EXERCISE: Copy every entry exactly as given, minus the images.

+ + +

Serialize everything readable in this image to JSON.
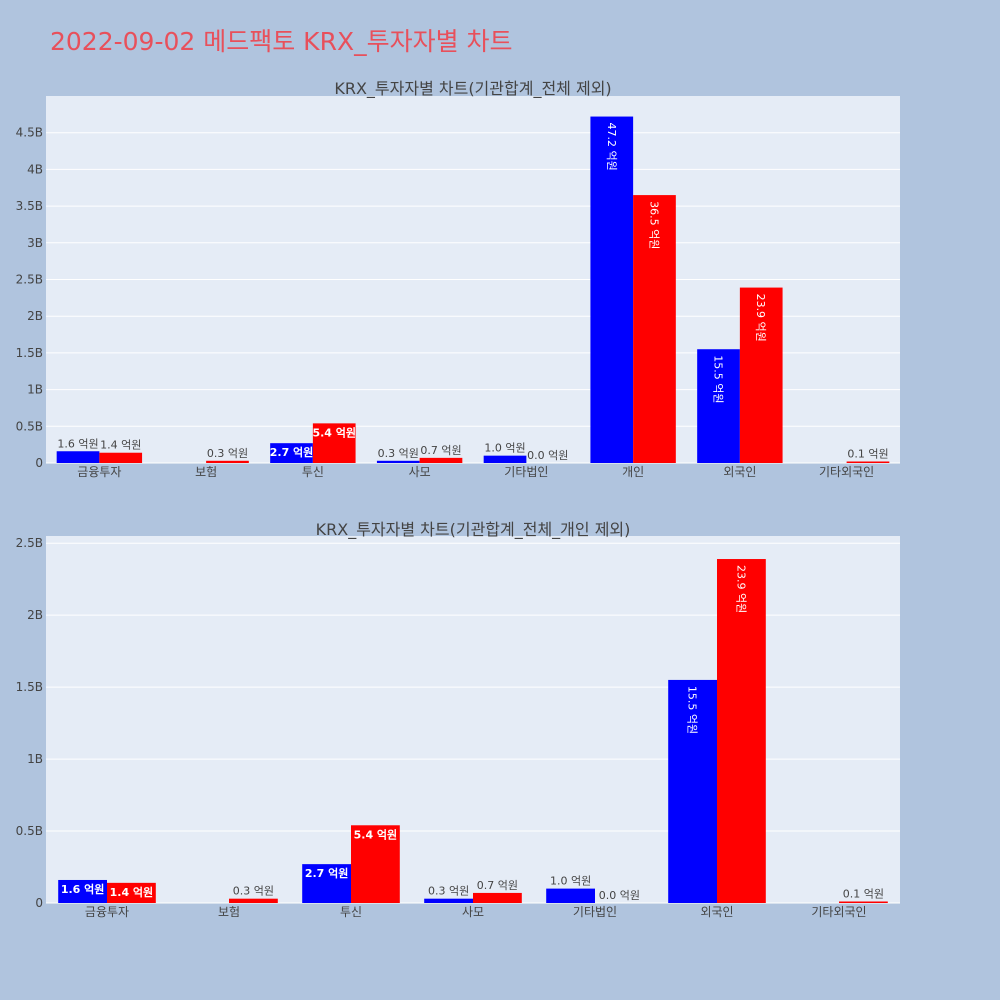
{
  "page": {
    "title": "2022-09-02 메드팩토 KRX_투자자별 차트"
  },
  "colors": {
    "buy": "#0000ff",
    "sell": "#ff0000",
    "plot_bg": "#e5ecf6",
    "page_bg": "#b0c4de",
    "title": "#e8505b"
  },
  "chart_data": [
    {
      "type": "bar",
      "title": "KRX_투자자별 차트(기관합계_전체 제외)",
      "categories": [
        "금융투자",
        "보험",
        "투신",
        "사모",
        "기타법인",
        "개인",
        "외국인",
        "기타외국인"
      ],
      "ylim": [
        0,
        5000000000
      ],
      "yticks": [
        0,
        500000000,
        1000000000,
        1500000000,
        2000000000,
        2500000000,
        3000000000,
        3500000000,
        4000000000,
        4500000000
      ],
      "ytick_labels": [
        "0",
        "0.5B",
        "1B",
        "1.5B",
        "2B",
        "2.5B",
        "3B",
        "3.5B",
        "4B",
        "4.5B"
      ],
      "series": [
        {
          "color": "#0000ff",
          "values": [
            160000000,
            null,
            270000000,
            30000000,
            100000000,
            4720000000,
            1550000000,
            null
          ],
          "labels": [
            "1.6 억원",
            "",
            "2.7 억원",
            "0.3 억원",
            "1.0 억원",
            "47.2 억원",
            "15.5 억원",
            ""
          ]
        },
        {
          "color": "#ff0000",
          "values": [
            140000000,
            30000000,
            540000000,
            70000000,
            0,
            3650000000,
            2390000000,
            10000000
          ],
          "labels": [
            "1.4 억원",
            "0.3 억원",
            "5.4 억원",
            "0.7 억원",
            "0.0 억원",
            "36.5 억원",
            "23.9 억원",
            "0.1 억원"
          ]
        }
      ],
      "grid": true
    },
    {
      "type": "bar",
      "title": "KRX_투자자별 차트(기관합계_전체_개인 제외)",
      "categories": [
        "금융투자",
        "보험",
        "투신",
        "사모",
        "기타법인",
        "외국인",
        "기타외국인"
      ],
      "ylim": [
        0,
        2550000000
      ],
      "yticks": [
        0,
        500000000,
        1000000000,
        1500000000,
        2000000000,
        2500000000
      ],
      "ytick_labels": [
        "0",
        "0.5B",
        "1B",
        "1.5B",
        "2B",
        "2.5B"
      ],
      "series": [
        {
          "color": "#0000ff",
          "values": [
            160000000,
            null,
            270000000,
            30000000,
            100000000,
            1550000000,
            null
          ],
          "labels": [
            "1.6 억원",
            "",
            "2.7 억원",
            "0.3 억원",
            "1.0 억원",
            "15.5 억원",
            ""
          ]
        },
        {
          "color": "#ff0000",
          "values": [
            140000000,
            30000000,
            540000000,
            70000000,
            0,
            2390000000,
            10000000
          ],
          "labels": [
            "1.4 억원",
            "0.3 억원",
            "5.4 억원",
            "0.7 억원",
            "0.0 억원",
            "23.9 억원",
            "0.1 억원"
          ]
        }
      ],
      "grid": true
    }
  ]
}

+ + +

TASK SOLUTION:
Serialize everything readable in this image to JSON.
{
  "page": {
    "title": "2022-09-02 메드팩토 KRX_투자자별 차트"
  },
  "colors": {
    "buy": "#0000ff",
    "sell": "#ff0000",
    "plot_bg": "#e5ecf6",
    "page_bg": "#b0c4de",
    "title": "#e8505b"
  },
  "chart_data": [
    {
      "type": "bar",
      "title": "KRX_투자자별 차트(기관합계_전체 제외)",
      "categories": [
        "금융투자",
        "보험",
        "투신",
        "사모",
        "기타법인",
        "개인",
        "외국인",
        "기타외국인"
      ],
      "ylim": [
        0,
        5000000000
      ],
      "yticks": [
        0,
        500000000,
        1000000000,
        1500000000,
        2000000000,
        2500000000,
        3000000000,
        3500000000,
        4000000000,
        4500000000
      ],
      "ytick_labels": [
        "0",
        "0.5B",
        "1B",
        "1.5B",
        "2B",
        "2.5B",
        "3B",
        "3.5B",
        "4B",
        "4.5B"
      ],
      "series": [
        {
          "color": "#0000ff",
          "values": [
            160000000,
            null,
            270000000,
            30000000,
            100000000,
            4720000000,
            1550000000,
            null
          ],
          "labels": [
            "1.6 억원",
            "",
            "2.7 억원",
            "0.3 억원",
            "1.0 억원",
            "47.2 억원",
            "15.5 억원",
            ""
          ]
        },
        {
          "color": "#ff0000",
          "values": [
            140000000,
            30000000,
            540000000,
            70000000,
            0,
            3650000000,
            2390000000,
            10000000
          ],
          "labels": [
            "1.4 억원",
            "0.3 억원",
            "5.4 억원",
            "0.7 억원",
            "0.0 억원",
            "36.5 억원",
            "23.9 억원",
            "0.1 억원"
          ]
        }
      ],
      "grid": true
    },
    {
      "type": "bar",
      "title": "KRX_투자자별 차트(기관합계_전체_개인 제외)",
      "categories": [
        "금융투자",
        "보험",
        "투신",
        "사모",
        "기타법인",
        "외국인",
        "기타외국인"
      ],
      "ylim": [
        0,
        2550000000
      ],
      "yticks": [
        0,
        500000000,
        1000000000,
        1500000000,
        2000000000,
        2500000000
      ],
      "ytick_labels": [
        "0",
        "0.5B",
        "1B",
        "1.5B",
        "2B",
        "2.5B"
      ],
      "series": [
        {
          "color": "#0000ff",
          "values": [
            160000000,
            null,
            270000000,
            30000000,
            100000000,
            1550000000,
            null
          ],
          "labels": [
            "1.6 억원",
            "",
            "2.7 억원",
            "0.3 억원",
            "1.0 억원",
            "15.5 억원",
            ""
          ]
        },
        {
          "color": "#ff0000",
          "values": [
            140000000,
            30000000,
            540000000,
            70000000,
            0,
            2390000000,
            10000000
          ],
          "labels": [
            "1.4 억원",
            "0.3 억원",
            "5.4 억원",
            "0.7 억원",
            "0.0 억원",
            "23.9 억원",
            "0.1 억원"
          ]
        }
      ],
      "grid": true
    }
  ]
}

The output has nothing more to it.